(begin)

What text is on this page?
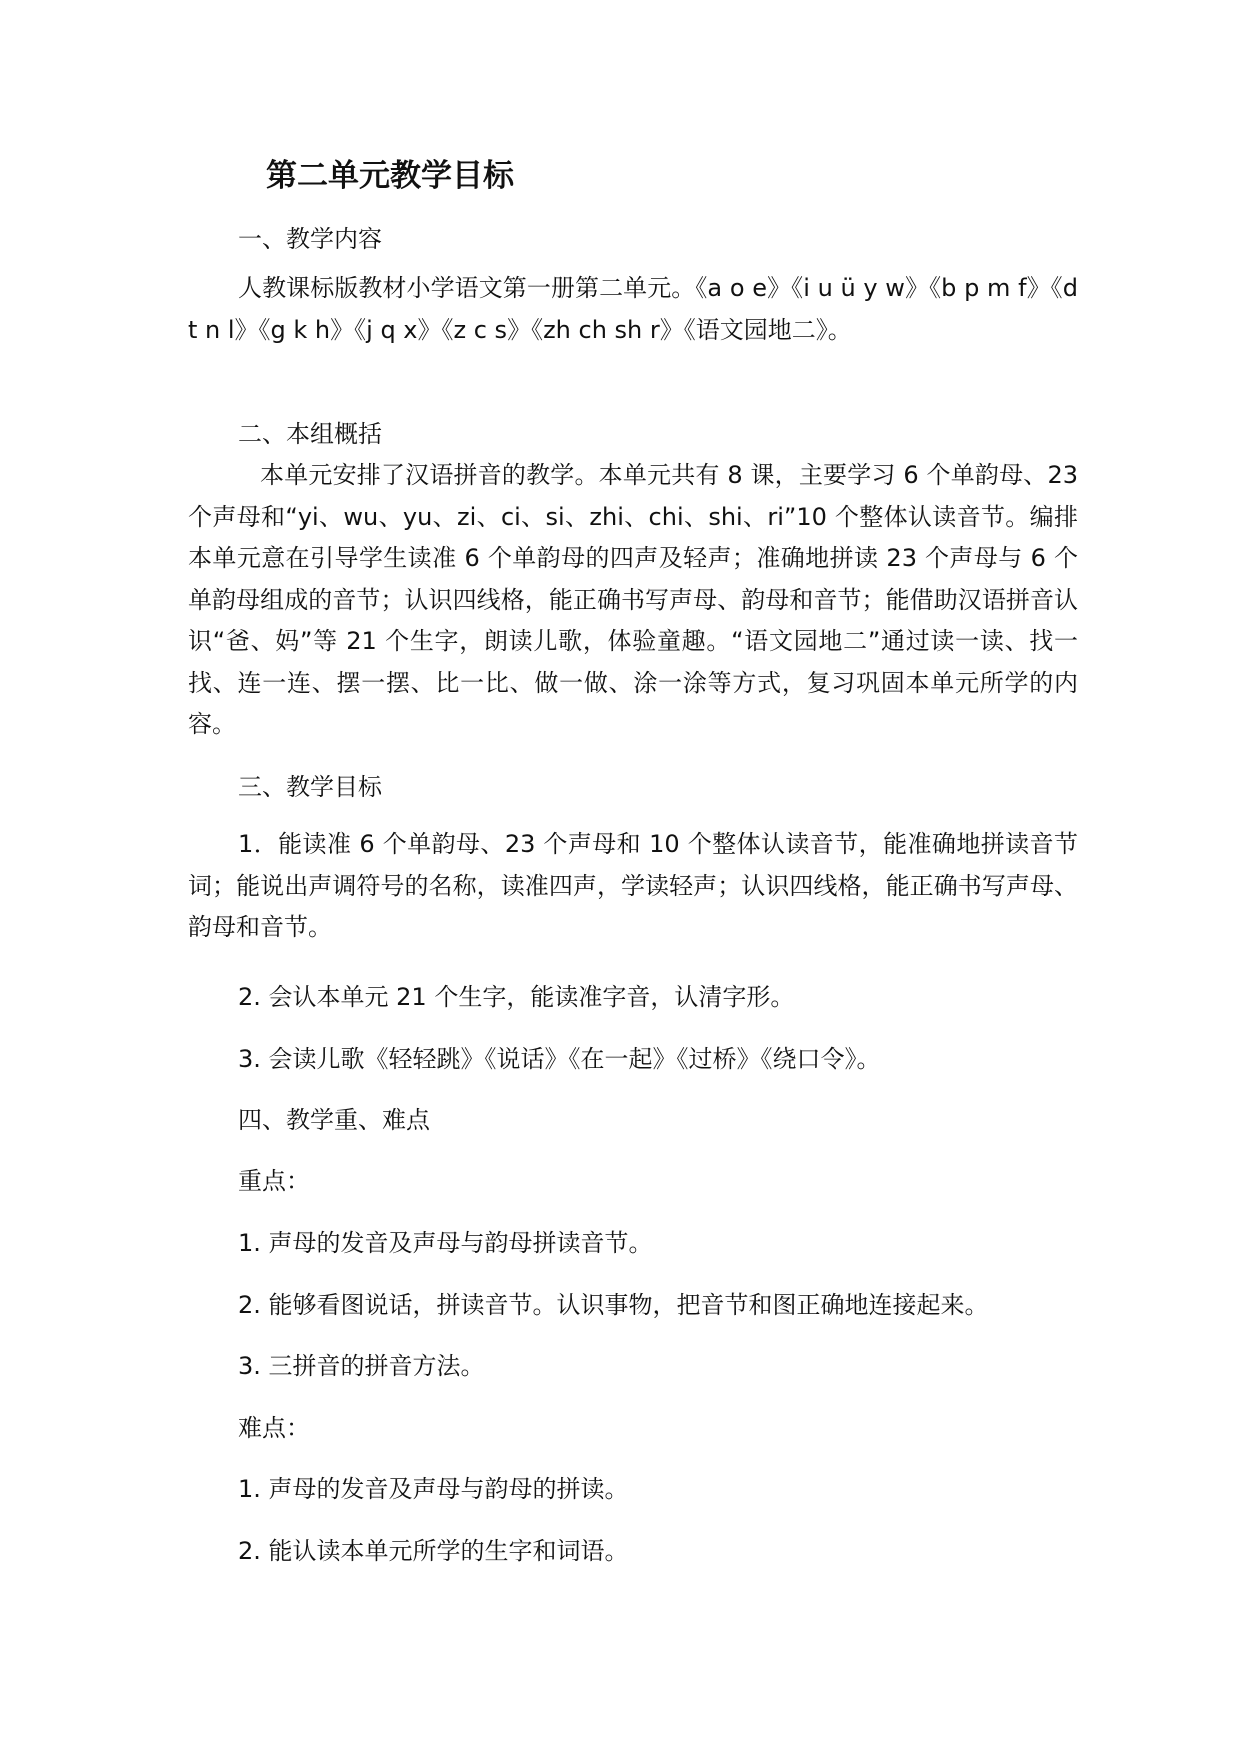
第二单元教学目标
一、教学内容

人教课标版教材小学语文第一册第二单元。《a o e》《i u ü y w》《b p m f》《d t n l》《g k h》《j q x》《z c s》《zh ch sh r》《语文园地二》。

二、本组概括

本单元安排了汉语拼音的教学。本单元共有 8 课，主要学习 6 个单韵母、23 个声母和“yi、wu、yu、zi、ci、si、zhi、chi、shi、ri”10 个整体认读音节。编排本单元意在引导学生读准 6 个单韵母的四声及轻声；准确地拼读 23 个声母与 6 个单韵母组成的音节；认识四线格，能正确书写声母、韵母和音节；能借助汉语拼音认识“爸、妈”等 21 个生字，朗读儿歌，体验童趣。“语文园地二”通过读一读、找一找、连一连、摆一摆、比一比、做一做、涂一涂等方式，复习巩固本单元所学的内容。

三、教学目标

1．能读准 6 个单韵母、23 个声母和 10 个整体认读音节，能准确地拼读音节词；能说出声调符号的名称，读准四声，学读轻声；认识四线格，能正确书写声母、韵母和音节。

2. 会认本单元 21 个生字，能读准字音，认清字形。
3. 会读儿歌《轻轻跳》《说话》《在一起》《过桥》《绕口令》。
四、教学重、难点
重点：
1. 声母的发音及声母与韵母拼读音节。
2. 能够看图说话，拼读音节。认识事物，把音节和图正确地连接起来。
3. 三拼音的拼音方法。
难点：
1. 声母的发音及声母与韵母的拼读。
2. 能认读本单元所学的生字和词语。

(end)

Task to carry out: Pictures appear in the records above. Output everything except them, exactly.

Answer to the task:
What text is on this page?
第二单元教学目标
一、教学内容

人教课标版教材小学语文第一册第二单元。《a o e》《i u ü y w》《b p m f》《d t n l》《g k h》《j q x》《z c s》《zh ch sh r》《语文园地二》。

二、本组概括

本单元安排了汉语拼音的教学。本单元共有 8 课，主要学习 6 个单韵母、23 个声母和“yi、wu、yu、zi、ci、si、zhi、chi、shi、ri”10 个整体认读音节。编排本单元意在引导学生读准 6 个单韵母的四声及轻声；准确地拼读 23 个声母与 6 个单韵母组成的音节；认识四线格，能正确书写声母、韵母和音节；能借助汉语拼音认识“爸、妈”等 21 个生字，朗读儿歌，体验童趣。“语文园地二”通过读一读、找一找、连一连、摆一摆、比一比、做一做、涂一涂等方式，复习巩固本单元所学的内容。

三、教学目标

1．能读准 6 个单韵母、23 个声母和 10 个整体认读音节，能准确地拼读音节词；能说出声调符号的名称，读准四声，学读轻声；认识四线格，能正确书写声母、韵母和音节。

2. 会认本单元 21 个生字，能读准字音，认清字形。
3. 会读儿歌《轻轻跳》《说话》《在一起》《过桥》《绕口令》。
四、教学重、难点
重点：
1. 声母的发音及声母与韵母拼读音节。
2. 能够看图说话，拼读音节。认识事物，把音节和图正确地连接起来。
3. 三拼音的拼音方法。
难点：
1. 声母的发音及声母与韵母的拼读。
2. 能认读本单元所学的生字和词语。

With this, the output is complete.